▶ INFORMATION GIVEN:
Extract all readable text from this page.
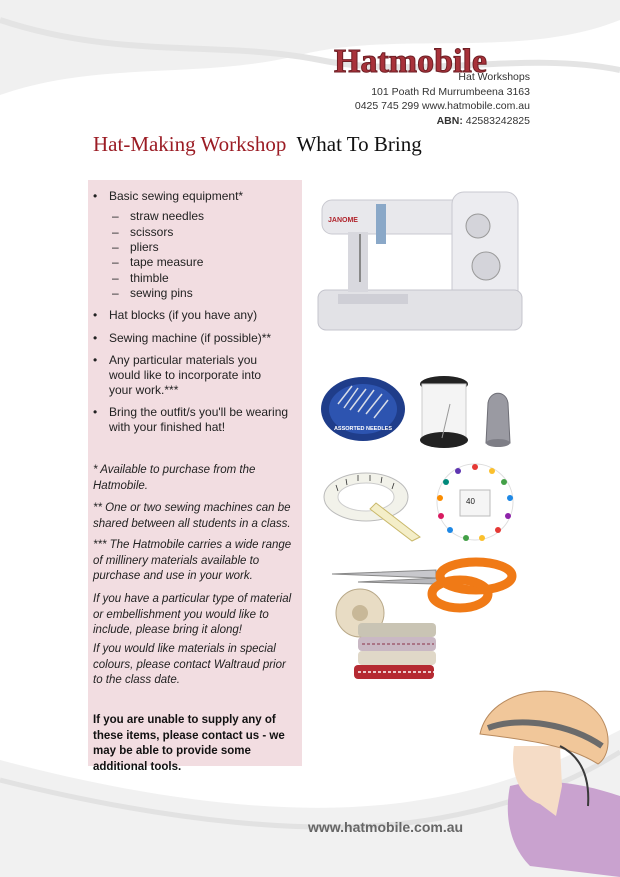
Hatmobile
Hat Workshops
101 Poath Rd Murrumbeena 3163
0425 745 299 www.hatmobile.com.au
ABN: 42583242825
Hat-Making Workshop What To Bring
• Basic sewing equipment*
– straw needles
– scissors
– pliers
– tape measure
– thimble
– sewing pins
• Hat blocks (if you have any)
• Sewing machine (if possible)**
• Any particular materials you would like to incorporate into your work.***
• Bring the outfit/s you'll be wearing with your finished hat!
* Available to purchase from the Hatmobile.
** One or two sewing machines can be shared between all students in a class.
*** The Hatmobile carries a wide range of millinery materials available to purchase and use in your work.
If you have a particular type of material or embellishment you would like to include, please bring it along!
If you would like materials in special colours, please contact Waltraud prior to the class date.
If you are unable to supply any of these items, please contact us - we may be able to provide some additional tools.
JANOME
ASSORTED NEEDLES
40
www.hatmobile.com.au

▶ AIM:
Across the preceding material, how many lines contain the word "like"? State the number alone.

▶ RESULT OF THIS EXERCISE:
3